Given text —
▶

They equipped the electro-hydraulic valve with pressure sensors to measure pressure at each cylinder’s chamber. Referring to Figure 3, all sensors connect to the 18-bit DAC from the main UEISIM unit. The UEISIM is the main processor where all algorithms for motion control are applied. Therefore, the UEISIM unit is charged with providing the control signals to transform desired motion commands into mechanical motion by activating the hydraulic system.

Functionality and limitations

1. Planning the mission
   Referring to Figure 4a, at this stage, the human supervisor provides the route for the mission by defining GPS coordinates, which work as waypoints for autonomous navigation. These are set through a user interface that communicates wirelessly with the main Jetson computer. The logs to be loaded lay on the ground around this route in the crane’s reach.

2. Lifting the vehicle height for navigation
The pendulum arms for the wheels are initially on their lowest position. To initialize navigation, they are lifted to a drivability height, to easily traverse the forest over medium size rocks and stumps.

3. Autonomous navigation
Referring to Figure 4b, the machine starts traversing the forest at a constant speed of 2.3 km/h, using GPS information, according to the plan specified initially. As the terrain refers to clear-cut, no obstacles exist on these paths, a part of stumps and rocks that the vehicle can drive over.

4. Scanning for logs
Referring to Figure 4c, the system constantly scans for logs on the ground during vehicle navigation, using the stereo camera placed in front of the machine.

5. Stopping the vehicle at the logs to be loaded
Once a log or groups of logs have been found, the machine stops at 4 m to get a better visual recognition and positioning of the logs. This information is transferred to the machine’s coordinate system, which is used to provide coordinates to the crane’s motion control unit.

◀

Annotated region listings:
▶

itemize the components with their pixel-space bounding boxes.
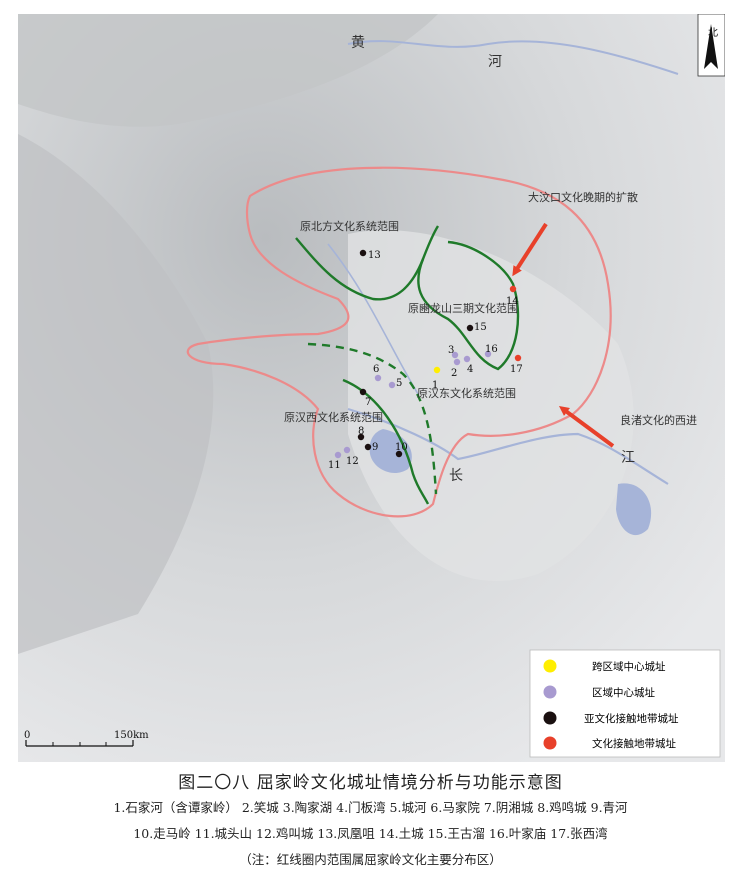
site-label-12: 12 xyxy=(346,456,359,467)
culture-boundary xyxy=(186,166,612,518)
label-dawenkou-arrow: 大汶口文化晚期的扩散 xyxy=(528,190,638,204)
label-chang: 长 xyxy=(449,468,463,484)
legend-label-regional: 区域中心城址 xyxy=(592,686,655,699)
site-marker-4 xyxy=(463,355,471,363)
legend-label-sub-contact: 亚文化接触地带城址 xyxy=(584,712,679,725)
longshan-culture-line xyxy=(417,240,520,371)
site-label-8: 8 xyxy=(358,426,364,437)
label-longshan-region: 原豳龙山三期文化范围 xyxy=(408,301,518,315)
scale-start-label: 0 xyxy=(24,730,30,741)
dawenkou-arrow xyxy=(512,222,548,277)
site-label-15: 15 xyxy=(474,322,487,333)
west-culture-line xyxy=(342,378,430,505)
figure-title: 图二〇八 屈家岭文化城址情境分析与功能示意图 xyxy=(178,773,563,793)
site-marker-12 xyxy=(343,446,351,454)
north-label: 北 xyxy=(708,27,718,39)
site-label-4: 4 xyxy=(467,364,473,375)
site-marker-2 xyxy=(453,358,461,366)
legend-marker-regional xyxy=(543,685,557,699)
yellow-river xyxy=(347,40,679,75)
label-he: 河 xyxy=(488,54,502,70)
site-label-2: 2 xyxy=(451,368,457,379)
label-west-region: 原汉西文化系统范围 xyxy=(284,410,383,424)
figure-note: （注：红线圈内范围属屈家岭文化主要分布区） xyxy=(239,852,502,867)
site-label-16: 16 xyxy=(485,344,498,355)
label-liangzhu-arrow: 良渚文化的西进 xyxy=(620,413,697,427)
site-marker-15 xyxy=(466,324,474,332)
site-list-line-1: 1.石家河（含谭家岭） 2.笑城 3.陶家湖 4.门板湾 5.城河 6.马家院 … xyxy=(113,800,628,815)
site-marker-9 xyxy=(364,443,372,451)
legend-marker-contact xyxy=(543,736,557,750)
site-marker-14 xyxy=(509,285,517,293)
site-label-1: 1 xyxy=(432,380,438,391)
north-arrow-icon xyxy=(704,24,718,69)
yangtze-river xyxy=(347,407,669,485)
site-label-14: 14 xyxy=(506,296,519,307)
mountain-shading-north xyxy=(18,14,438,127)
legend: 跨区域中心城址 区域中心城址 亚文化接触地带城址 文化接触地带城址 xyxy=(529,649,721,758)
label-east-region: 原汉东文化系统范围 xyxy=(417,386,516,400)
scale-end-label: 150km xyxy=(114,730,149,741)
site-marker-17 xyxy=(514,354,522,362)
site-label-9: 9 xyxy=(372,442,378,453)
site-label-17: 17 xyxy=(510,364,523,375)
site-label-10: 10 xyxy=(395,442,408,453)
site-label-11: 11 xyxy=(328,460,341,471)
scale-bar: 0 150km xyxy=(24,730,149,747)
legend-label-contact: 文化接触地带城址 xyxy=(592,737,676,750)
site-label-5: 5 xyxy=(396,378,402,389)
map: 黄 河 长 江 原北方文化系统范围 原豳龙山三期文化范围 原汉东文化系统范围 原… xyxy=(18,14,725,762)
site-label-7: 7 xyxy=(365,397,371,408)
label-north-region: 原北方文化系统范围 xyxy=(300,219,399,233)
site-marker-16 xyxy=(484,350,492,358)
label-huang: 黄 xyxy=(351,34,365,51)
site-marker-8 xyxy=(357,433,365,441)
liangzhu-arrow xyxy=(558,406,615,448)
legend-label-cross-regional: 跨区域中心城址 xyxy=(592,660,666,673)
plain-area xyxy=(348,230,634,582)
site-label-3: 3 xyxy=(448,345,454,356)
legend-marker-cross-regional xyxy=(543,659,557,673)
label-jiang: 江 xyxy=(621,450,635,466)
site-marker-5 xyxy=(388,381,396,389)
site-list-line-2: 10.走马岭 11.城头山 12.鸡叫城 13.凤凰咀 14.土城 15.王古溜… xyxy=(133,826,608,841)
north-culture-line xyxy=(295,225,440,301)
site-marker-11 xyxy=(334,451,342,459)
site-marker-13 xyxy=(359,249,367,257)
site-marker-1 xyxy=(433,366,441,374)
north-arrow: 北 xyxy=(697,14,725,77)
site-label-13: 13 xyxy=(368,250,381,261)
lake-poyang xyxy=(616,483,652,536)
site-marker-10 xyxy=(395,450,403,458)
site-marker-7 xyxy=(359,388,367,396)
legend-marker-sub-contact xyxy=(543,711,557,725)
site-label-6: 6 xyxy=(373,364,379,375)
mountain-shading-west xyxy=(18,134,214,654)
han-river xyxy=(327,243,419,395)
west-culture-dashed-line xyxy=(307,342,438,495)
site-marker-3 xyxy=(451,351,459,359)
site-marker-6 xyxy=(374,374,382,382)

◀

Objectives —
(1) In the forest machine passage, translate "The pendulum arms for the wheels are initially on their lowest position." into German.
(2) Reproduce the forest machine passage from "4. Scanning for" to "of the machine.".
(3) Carry on the forest machine passage after its final sentence.
This material comes from a separate source.

Expected responses —
(1) Die Pendelarme der Räder befinden sich anfangs in ihrer tiefsten Position.

(2)
4. Scanning for logs
Referring to Figure 4c, the system constantly scans for logs on the ground during vehicle navigation, using the stereo camera placed in front of the machine.

(3)
6. Placing the load bunk for collection
At this stage, the vehicle travels an average distance of 5 m passed the logs and stops at a distance where the logs lay almost next to the load bunk. This facilitates the crane’s tasks, by minimizing the crane’s distance of travel. When logs are found, the system stops at a distance where the crane will be able to reach all logs in a nearby area without the necessity to move the vehicle.

7. Lowering the vehicle
At this stage, the vehicles height is lowered so it has a lower centre of gravity and better stability when the crane is moving and carrying logs.

8. Collecting logs
Referring to Figure 4d, at this stage, the crane’s motion control system plans the necessary trajectories to reach the logs and load them into the load bunk. From this point, the sequence starts all over again from step 2 and ends when the last waypoint or by manual means.

Navigation control

The machine navigates between an initial and destination by following a trajectory that connects GPS waypoints. In this study a straightforward approach was used based on the direction of the machine’s front end. The algorithm calculates the difference between the bearing of the current waypoint and the heading of the machine’s front end and feeds this information into a P controller that determines the desired rate of steering angle. The controller then sends this information to a hydraulic valve that controls the cylinders that adjust the articulation angle. When the machine approaches a certain distance from the waypoint (based on the machine’s steering radius), it switches to the next.

Tests were conducted to verify the machine’s ability to autonomously navigate by defining waypoints in GPS format. These tests consisted of defining a rectangular path defined by four waypoints and let the machine traverse this route for four consecutive laps. To evaluate the robustness and converge to the same path from different initial conditions, the machine’s initial position was changed for each new test sequence.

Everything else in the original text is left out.